Dataset excerpts
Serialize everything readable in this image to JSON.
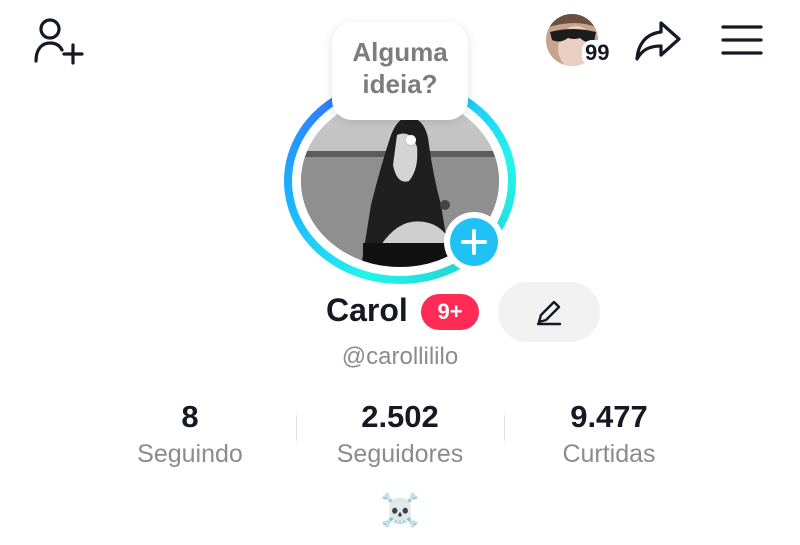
{
  "header": {
    "add_friend_icon": "person-plus-icon",
    "share_icon": "share-arrow-icon",
    "menu_icon": "hamburger-menu-icon",
    "visitors_count": "99"
  },
  "avatar": {
    "prompt_line1": "Alguma",
    "prompt_line2": "ideia?",
    "add_icon": "plus-icon",
    "ring_colors": [
      "#25f4ee",
      "#2f7cff"
    ]
  },
  "profile": {
    "name": "Carol",
    "notification_badge": "9+",
    "handle": "@carollililo",
    "edit_icon": "pencil-icon"
  },
  "stats": [
    {
      "value": "8",
      "label": "Seguindo"
    },
    {
      "value": "2.502",
      "label": "Seguidores"
    },
    {
      "value": "9.477",
      "label": "Curtidas"
    }
  ],
  "bio": {
    "emoji": "☠️"
  },
  "colors": {
    "accent_red": "#fe2c55",
    "accent_blue": "#20c2f5",
    "text_primary": "#161823",
    "text_secondary": "#8a8b91"
  }
}
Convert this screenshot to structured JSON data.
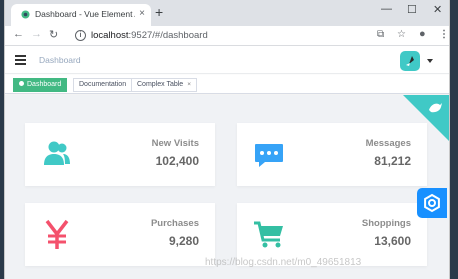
{
  "browser": {
    "tab_title": "Dashboard - Vue Element Adr",
    "tab_close": "×",
    "new_tab": "+",
    "min": "—",
    "max": "☐",
    "close": "✕",
    "url_host": "localhost",
    "url_path": ":9527/#/dashboard"
  },
  "navbar": {
    "breadcrumb": "Dashboard"
  },
  "tags": [
    {
      "label": "Dashboard",
      "active": true
    },
    {
      "label": "Documentation",
      "active": false
    },
    {
      "label": "Complex Table",
      "active": false,
      "closable": true
    }
  ],
  "tag_close": "×",
  "cards": {
    "visits": {
      "label": "New Visits",
      "value": "102,400",
      "icon": "people-icon",
      "color": "#40c9c6"
    },
    "messages": {
      "label": "Messages",
      "value": "81,212",
      "icon": "message-icon",
      "color": "#36a3f7"
    },
    "purchases": {
      "label": "Purchases",
      "value": "9,280",
      "icon": "money-icon",
      "color": "#f4516c"
    },
    "shoppings": {
      "label": "Shoppings",
      "value": "13,600",
      "icon": "shopping-icon",
      "color": "#34bfa3"
    }
  },
  "watermark": "https://blog.csdn.net/m0_49651813",
  "colors": {
    "accent": "#42b983",
    "ribbon": "#40c9c6",
    "settings": "#1890ff",
    "background": "#f0f2f5"
  }
}
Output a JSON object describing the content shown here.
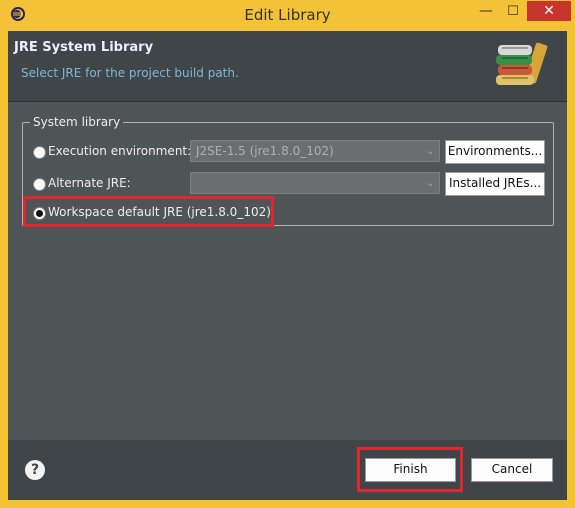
{
  "window": {
    "title": "Edit Library",
    "min_glyph": "—",
    "max_glyph": "☐",
    "close_glyph": "✕",
    "app_icon": "eclipse-icon"
  },
  "header": {
    "title": "JRE System Library",
    "subtitle": "Select JRE for the project build path."
  },
  "group": {
    "title": "System library",
    "options": [
      {
        "label": "Execution environment:",
        "selected": false,
        "combo_value": "J2SE-1.5 (jre1.8.0_102)",
        "button": "Environments..."
      },
      {
        "label": "Alternate JRE:",
        "selected": false,
        "combo_value": "",
        "button": "Installed JREs..."
      },
      {
        "label": "Workspace default JRE (jre1.8.0_102)",
        "selected": true
      }
    ]
  },
  "footer": {
    "help_glyph": "?",
    "finish": "Finish",
    "cancel": "Cancel"
  },
  "colors": {
    "title_bar": "#f3c237",
    "close_button": "#c7342b",
    "highlight": "#e0262d",
    "panel_dark": "#3f4548",
    "panel": "#4f5457"
  }
}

Required task: Repeat the material exactly as it reads, without any of its pictures.

Response:
Serialize everything readable in this image to JSON.
{
  "header": {
    "add_friend_icon": "person-plus-icon",
    "share_icon": "share-arrow-icon",
    "menu_icon": "hamburger-menu-icon",
    "visitors_count": "99"
  },
  "avatar": {
    "prompt_line1": "Alguma",
    "prompt_line2": "ideia?",
    "add_icon": "plus-icon",
    "ring_colors": [
      "#25f4ee",
      "#2f7cff"
    ]
  },
  "profile": {
    "name": "Carol",
    "notification_badge": "9+",
    "handle": "@carollililo",
    "edit_icon": "pencil-icon"
  },
  "stats": [
    {
      "value": "8",
      "label": "Seguindo"
    },
    {
      "value": "2.502",
      "label": "Seguidores"
    },
    {
      "value": "9.477",
      "label": "Curtidas"
    }
  ],
  "bio": {
    "emoji": "☠️"
  },
  "colors": {
    "accent_red": "#fe2c55",
    "accent_blue": "#20c2f5",
    "text_primary": "#161823",
    "text_secondary": "#8a8b91"
  }
}
Convert this screenshot to structured JSON data.
{
  "browser": {
    "tab_title": "Dashboard - Vue Element Adr",
    "tab_close": "×",
    "new_tab": "+",
    "min": "—",
    "max": "☐",
    "close": "✕",
    "url_host": "localhost",
    "url_path": ":9527/#/dashboard"
  },
  "navbar": {
    "breadcrumb": "Dashboard"
  },
  "tags": [
    {
      "label": "Dashboard",
      "active": true
    },
    {
      "label": "Documentation",
      "active": false
    },
    {
      "label": "Complex Table",
      "active": false,
      "closable": true
    }
  ],
  "tag_close": "×",
  "cards": {
    "visits": {
      "label": "New Visits",
      "value": "102,400",
      "icon": "people-icon",
      "color": "#40c9c6"
    },
    "messages": {
      "label": "Messages",
      "value": "81,212",
      "icon": "message-icon",
      "color": "#36a3f7"
    },
    "purchases": {
      "label": "Purchases",
      "value": "9,280",
      "icon": "money-icon",
      "color": "#f4516c"
    },
    "shoppings": {
      "label": "Shoppings",
      "value": "13,600",
      "icon": "shopping-icon",
      "color": "#34bfa3"
    }
  },
  "watermark": "https://blog.csdn.net/m0_49651813",
  "colors": {
    "accent": "#42b983",
    "ribbon": "#40c9c6",
    "settings": "#1890ff",
    "background": "#f0f2f5"
  }
}
Output a JSON object describing the content shown here.
{
  "window": {
    "title": "Edit Library",
    "min_glyph": "—",
    "max_glyph": "☐",
    "close_glyph": "✕",
    "app_icon": "eclipse-icon"
  },
  "header": {
    "title": "JRE System Library",
    "subtitle": "Select JRE for the project build path."
  },
  "group": {
    "title": "System library",
    "options": [
      {
        "label": "Execution environment:",
        "selected": false,
        "combo_value": "J2SE-1.5 (jre1.8.0_102)",
        "button": "Environments..."
      },
      {
        "label": "Alternate JRE:",
        "selected": false,
        "combo_value": "",
        "button": "Installed JREs..."
      },
      {
        "label": "Workspace default JRE (jre1.8.0_102)",
        "selected": true
      }
    ]
  },
  "footer": {
    "help_glyph": "?",
    "finish": "Finish",
    "cancel": "Cancel"
  },
  "colors": {
    "title_bar": "#f3c237",
    "close_button": "#c7342b",
    "highlight": "#e0262d",
    "panel_dark": "#3f4548",
    "panel": "#4f5457"
  }
}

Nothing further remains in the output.